_Requirements_
Find each line with the string "دنبالشن" and report it.

>> BEGIN Recorded data

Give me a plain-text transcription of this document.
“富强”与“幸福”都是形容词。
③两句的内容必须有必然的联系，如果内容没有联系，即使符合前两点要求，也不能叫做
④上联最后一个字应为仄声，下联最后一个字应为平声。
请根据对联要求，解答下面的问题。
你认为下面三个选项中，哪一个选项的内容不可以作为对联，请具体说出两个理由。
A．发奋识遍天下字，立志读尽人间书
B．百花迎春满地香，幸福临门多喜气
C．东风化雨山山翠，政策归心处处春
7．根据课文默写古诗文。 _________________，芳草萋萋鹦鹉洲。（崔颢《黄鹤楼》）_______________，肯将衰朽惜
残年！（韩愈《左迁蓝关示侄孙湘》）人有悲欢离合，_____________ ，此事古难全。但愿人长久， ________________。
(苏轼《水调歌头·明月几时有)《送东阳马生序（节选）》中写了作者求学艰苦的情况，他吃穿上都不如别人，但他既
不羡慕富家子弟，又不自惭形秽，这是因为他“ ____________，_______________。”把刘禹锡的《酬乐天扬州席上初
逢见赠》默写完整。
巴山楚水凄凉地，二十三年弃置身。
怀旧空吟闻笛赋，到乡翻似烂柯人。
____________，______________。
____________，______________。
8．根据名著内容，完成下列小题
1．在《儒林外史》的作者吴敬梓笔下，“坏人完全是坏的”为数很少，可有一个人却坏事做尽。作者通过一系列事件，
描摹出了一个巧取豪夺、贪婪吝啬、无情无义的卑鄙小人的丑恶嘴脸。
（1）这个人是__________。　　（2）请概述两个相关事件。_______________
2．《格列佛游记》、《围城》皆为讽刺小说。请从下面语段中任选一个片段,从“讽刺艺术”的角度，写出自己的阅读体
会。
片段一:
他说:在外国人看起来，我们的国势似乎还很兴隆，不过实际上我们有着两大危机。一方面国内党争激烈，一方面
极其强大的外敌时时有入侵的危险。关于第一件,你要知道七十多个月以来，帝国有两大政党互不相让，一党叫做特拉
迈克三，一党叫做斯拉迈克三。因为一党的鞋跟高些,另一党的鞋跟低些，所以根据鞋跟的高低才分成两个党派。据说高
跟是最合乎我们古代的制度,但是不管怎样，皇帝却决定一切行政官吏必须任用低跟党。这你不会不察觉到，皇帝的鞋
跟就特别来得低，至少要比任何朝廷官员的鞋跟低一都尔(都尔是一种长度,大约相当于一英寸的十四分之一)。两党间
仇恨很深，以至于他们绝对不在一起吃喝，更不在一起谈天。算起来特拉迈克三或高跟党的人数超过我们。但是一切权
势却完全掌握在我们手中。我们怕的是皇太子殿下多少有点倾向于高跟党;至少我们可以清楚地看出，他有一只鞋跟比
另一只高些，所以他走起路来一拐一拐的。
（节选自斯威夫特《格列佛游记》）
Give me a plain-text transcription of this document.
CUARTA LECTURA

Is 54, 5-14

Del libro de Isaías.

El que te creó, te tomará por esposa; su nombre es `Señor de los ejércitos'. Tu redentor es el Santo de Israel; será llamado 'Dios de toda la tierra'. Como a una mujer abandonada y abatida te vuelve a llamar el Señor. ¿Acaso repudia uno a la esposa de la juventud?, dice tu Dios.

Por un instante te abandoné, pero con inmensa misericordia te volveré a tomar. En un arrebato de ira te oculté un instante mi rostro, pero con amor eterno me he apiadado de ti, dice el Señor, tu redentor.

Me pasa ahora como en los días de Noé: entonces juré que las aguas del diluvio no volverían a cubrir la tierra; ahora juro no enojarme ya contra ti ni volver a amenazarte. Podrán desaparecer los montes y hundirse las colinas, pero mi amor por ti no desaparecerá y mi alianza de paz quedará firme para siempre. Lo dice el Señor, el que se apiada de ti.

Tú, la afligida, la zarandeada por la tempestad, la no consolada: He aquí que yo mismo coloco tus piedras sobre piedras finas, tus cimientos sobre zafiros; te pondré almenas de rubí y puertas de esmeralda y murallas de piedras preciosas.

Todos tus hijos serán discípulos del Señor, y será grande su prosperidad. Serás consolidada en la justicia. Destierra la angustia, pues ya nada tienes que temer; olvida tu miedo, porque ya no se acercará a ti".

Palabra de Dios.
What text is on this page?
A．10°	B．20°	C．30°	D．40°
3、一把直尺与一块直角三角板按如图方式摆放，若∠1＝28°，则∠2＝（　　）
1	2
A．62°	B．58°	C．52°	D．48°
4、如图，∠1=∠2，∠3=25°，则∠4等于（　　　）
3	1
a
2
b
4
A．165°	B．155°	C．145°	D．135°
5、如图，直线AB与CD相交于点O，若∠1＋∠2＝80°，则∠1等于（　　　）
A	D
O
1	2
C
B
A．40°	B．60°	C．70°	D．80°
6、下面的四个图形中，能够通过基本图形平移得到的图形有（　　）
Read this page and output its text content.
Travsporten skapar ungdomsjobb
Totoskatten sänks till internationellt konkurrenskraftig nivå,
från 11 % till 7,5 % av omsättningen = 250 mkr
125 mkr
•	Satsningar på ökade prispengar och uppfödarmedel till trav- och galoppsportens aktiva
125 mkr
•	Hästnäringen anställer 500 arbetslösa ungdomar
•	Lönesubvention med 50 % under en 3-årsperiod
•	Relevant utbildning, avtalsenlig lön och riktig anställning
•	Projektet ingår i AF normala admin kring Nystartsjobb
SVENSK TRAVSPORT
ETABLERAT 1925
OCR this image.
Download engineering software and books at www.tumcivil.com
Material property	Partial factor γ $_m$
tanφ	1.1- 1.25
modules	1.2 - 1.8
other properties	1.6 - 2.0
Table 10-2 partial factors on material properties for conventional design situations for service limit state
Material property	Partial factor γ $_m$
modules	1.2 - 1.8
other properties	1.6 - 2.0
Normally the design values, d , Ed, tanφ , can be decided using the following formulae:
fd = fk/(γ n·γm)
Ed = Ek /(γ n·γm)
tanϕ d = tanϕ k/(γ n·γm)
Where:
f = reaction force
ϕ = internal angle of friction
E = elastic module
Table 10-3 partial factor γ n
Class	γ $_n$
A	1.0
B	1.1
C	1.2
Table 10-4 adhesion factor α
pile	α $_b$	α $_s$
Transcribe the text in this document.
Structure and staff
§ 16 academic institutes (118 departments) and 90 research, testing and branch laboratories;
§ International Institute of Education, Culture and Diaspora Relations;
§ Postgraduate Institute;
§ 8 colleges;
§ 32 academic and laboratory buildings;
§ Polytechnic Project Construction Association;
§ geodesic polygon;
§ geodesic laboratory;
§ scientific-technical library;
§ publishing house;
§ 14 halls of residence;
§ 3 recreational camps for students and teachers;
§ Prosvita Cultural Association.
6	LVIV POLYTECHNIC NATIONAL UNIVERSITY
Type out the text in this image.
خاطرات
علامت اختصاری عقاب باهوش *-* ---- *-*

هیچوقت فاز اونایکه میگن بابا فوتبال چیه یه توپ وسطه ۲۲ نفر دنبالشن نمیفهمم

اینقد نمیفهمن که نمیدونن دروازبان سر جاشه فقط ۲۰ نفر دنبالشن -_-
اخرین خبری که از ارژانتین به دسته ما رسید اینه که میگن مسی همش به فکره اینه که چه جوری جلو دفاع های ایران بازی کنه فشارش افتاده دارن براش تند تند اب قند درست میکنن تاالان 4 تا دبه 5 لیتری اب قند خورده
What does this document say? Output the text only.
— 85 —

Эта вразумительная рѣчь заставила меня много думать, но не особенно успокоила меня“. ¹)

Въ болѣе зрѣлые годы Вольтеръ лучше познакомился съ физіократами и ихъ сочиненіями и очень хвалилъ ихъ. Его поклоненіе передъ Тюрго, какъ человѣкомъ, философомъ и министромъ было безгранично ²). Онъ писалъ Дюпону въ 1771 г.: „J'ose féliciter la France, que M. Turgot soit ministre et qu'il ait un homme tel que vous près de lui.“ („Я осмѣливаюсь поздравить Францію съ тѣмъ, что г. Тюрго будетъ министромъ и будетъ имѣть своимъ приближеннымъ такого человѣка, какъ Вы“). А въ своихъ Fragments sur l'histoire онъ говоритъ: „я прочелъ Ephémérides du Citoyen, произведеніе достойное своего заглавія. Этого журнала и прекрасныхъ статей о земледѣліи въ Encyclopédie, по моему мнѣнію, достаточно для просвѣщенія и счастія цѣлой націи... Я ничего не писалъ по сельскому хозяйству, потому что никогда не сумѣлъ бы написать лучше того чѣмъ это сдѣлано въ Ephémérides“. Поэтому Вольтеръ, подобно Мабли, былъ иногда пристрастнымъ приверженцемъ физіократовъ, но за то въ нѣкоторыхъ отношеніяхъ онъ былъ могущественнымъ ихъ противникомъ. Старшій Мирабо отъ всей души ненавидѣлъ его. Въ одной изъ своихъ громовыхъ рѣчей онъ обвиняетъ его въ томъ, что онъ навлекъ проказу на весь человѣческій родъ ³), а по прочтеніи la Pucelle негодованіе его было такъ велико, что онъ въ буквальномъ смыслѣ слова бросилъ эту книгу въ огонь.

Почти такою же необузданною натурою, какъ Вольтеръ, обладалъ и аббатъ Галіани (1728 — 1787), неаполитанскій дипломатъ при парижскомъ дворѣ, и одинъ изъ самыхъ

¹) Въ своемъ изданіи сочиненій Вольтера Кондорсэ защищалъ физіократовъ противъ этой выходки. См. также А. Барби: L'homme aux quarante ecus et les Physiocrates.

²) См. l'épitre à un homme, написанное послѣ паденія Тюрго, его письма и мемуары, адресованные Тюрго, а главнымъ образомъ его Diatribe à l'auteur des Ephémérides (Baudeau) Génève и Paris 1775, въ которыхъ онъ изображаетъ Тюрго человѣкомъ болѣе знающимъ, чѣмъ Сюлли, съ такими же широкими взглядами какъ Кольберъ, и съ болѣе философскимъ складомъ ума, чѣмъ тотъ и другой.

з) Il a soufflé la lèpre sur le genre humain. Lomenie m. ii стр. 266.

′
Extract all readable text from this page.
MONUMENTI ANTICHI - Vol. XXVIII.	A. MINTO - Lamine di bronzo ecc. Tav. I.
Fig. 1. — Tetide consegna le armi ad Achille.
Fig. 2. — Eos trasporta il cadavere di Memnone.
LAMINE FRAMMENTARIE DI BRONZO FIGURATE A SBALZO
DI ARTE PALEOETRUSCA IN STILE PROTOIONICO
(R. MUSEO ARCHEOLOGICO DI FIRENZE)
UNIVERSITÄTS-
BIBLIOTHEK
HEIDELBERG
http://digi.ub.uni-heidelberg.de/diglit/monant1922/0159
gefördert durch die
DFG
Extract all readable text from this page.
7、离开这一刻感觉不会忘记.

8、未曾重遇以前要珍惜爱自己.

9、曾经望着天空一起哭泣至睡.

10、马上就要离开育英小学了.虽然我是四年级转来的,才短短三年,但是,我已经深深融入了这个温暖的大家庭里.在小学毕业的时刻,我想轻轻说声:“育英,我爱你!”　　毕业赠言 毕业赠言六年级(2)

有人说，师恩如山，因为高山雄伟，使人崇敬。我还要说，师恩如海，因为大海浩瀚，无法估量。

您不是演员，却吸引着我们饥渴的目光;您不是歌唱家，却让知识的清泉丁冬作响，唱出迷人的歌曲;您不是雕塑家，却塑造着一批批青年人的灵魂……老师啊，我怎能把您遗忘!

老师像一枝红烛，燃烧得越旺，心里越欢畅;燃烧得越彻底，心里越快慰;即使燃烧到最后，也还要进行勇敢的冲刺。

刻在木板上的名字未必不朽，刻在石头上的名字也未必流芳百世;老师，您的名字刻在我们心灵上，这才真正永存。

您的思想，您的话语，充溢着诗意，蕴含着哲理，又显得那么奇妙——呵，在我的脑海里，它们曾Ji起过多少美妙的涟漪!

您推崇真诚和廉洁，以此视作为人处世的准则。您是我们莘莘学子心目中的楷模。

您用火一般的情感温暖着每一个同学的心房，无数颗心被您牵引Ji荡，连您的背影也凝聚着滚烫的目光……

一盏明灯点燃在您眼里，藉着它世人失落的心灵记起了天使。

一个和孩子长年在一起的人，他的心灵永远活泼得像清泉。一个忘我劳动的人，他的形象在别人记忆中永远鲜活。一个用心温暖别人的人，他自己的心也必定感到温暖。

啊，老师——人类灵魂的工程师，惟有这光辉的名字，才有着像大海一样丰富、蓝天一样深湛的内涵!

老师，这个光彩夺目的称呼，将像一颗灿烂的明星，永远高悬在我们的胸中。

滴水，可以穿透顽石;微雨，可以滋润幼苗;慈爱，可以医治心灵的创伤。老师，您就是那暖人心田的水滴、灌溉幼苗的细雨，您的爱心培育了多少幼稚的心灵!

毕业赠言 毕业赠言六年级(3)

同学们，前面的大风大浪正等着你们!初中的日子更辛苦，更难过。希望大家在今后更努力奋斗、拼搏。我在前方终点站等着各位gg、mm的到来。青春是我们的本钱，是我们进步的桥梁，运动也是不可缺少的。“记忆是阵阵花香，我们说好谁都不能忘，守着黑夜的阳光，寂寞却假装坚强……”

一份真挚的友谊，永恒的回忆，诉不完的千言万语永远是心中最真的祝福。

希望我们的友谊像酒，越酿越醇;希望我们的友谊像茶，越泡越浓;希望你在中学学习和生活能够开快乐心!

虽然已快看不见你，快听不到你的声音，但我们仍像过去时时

>> END Recorded data

_Completed task_
هیچوقت فاز اونایکه میگن بابا فوتبال چیه یه توپ وسطه ۲۲ نفر دنبالشن نمیفهمم
اینقد نمیفهمن که نمیدونن دروازبان سر جاشه فقط ۲۰ نفر دنبالشن -_-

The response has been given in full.